DATASET -
>>>>>

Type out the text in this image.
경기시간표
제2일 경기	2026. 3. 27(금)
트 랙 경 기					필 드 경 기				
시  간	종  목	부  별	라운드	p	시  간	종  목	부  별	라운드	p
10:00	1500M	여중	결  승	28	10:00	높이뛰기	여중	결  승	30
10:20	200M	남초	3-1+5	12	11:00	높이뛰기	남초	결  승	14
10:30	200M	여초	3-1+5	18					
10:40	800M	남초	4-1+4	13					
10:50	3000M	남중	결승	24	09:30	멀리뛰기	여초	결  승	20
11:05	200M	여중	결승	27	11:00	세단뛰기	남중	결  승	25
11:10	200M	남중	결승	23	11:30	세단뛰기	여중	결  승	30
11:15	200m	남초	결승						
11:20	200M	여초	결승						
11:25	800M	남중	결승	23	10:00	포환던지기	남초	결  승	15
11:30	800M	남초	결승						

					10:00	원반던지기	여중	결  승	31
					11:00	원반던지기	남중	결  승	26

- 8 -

<<<<<

EXERCISE DETAILS - Make an exact copy of the listing, including every line.

COMPLETED TASK -
Type out the text in this image.
경기시간표
제2일 경기	2026. 3. 27(금)
트 랙 경 기					필 드 경 기				
시  간	종  목	부  별	라운드	p	시  간	종  목	부  별	라운드	p
10:00	1500M	여중	결  승	28	10:00	높이뛰기	여중	결  승	30
10:20	200M	남초	3-1+5	12	11:00	높이뛰기	남초	결  승	14
10:30	200M	여초	3-1+5	18					
10:40	800M	남초	4-1+4	13					
10:50	3000M	남중	결승	24	09:30	멀리뛰기	여초	결  승	20
11:05	200M	여중	결승	27	11:00	세단뛰기	남중	결  승	25
11:10	200M	남중	결승	23	11:30	세단뛰기	여중	결  승	30
11:15	200m	남초	결승						
11:20	200M	여초	결승						
11:25	800M	남중	결승	23	10:00	포환던지기	남초	결  승	15
11:30	800M	남초	결승						

					10:00	원반던지기	여중	결  승	31
					11:00	원반던지기	남중	결  승	26

- 8 -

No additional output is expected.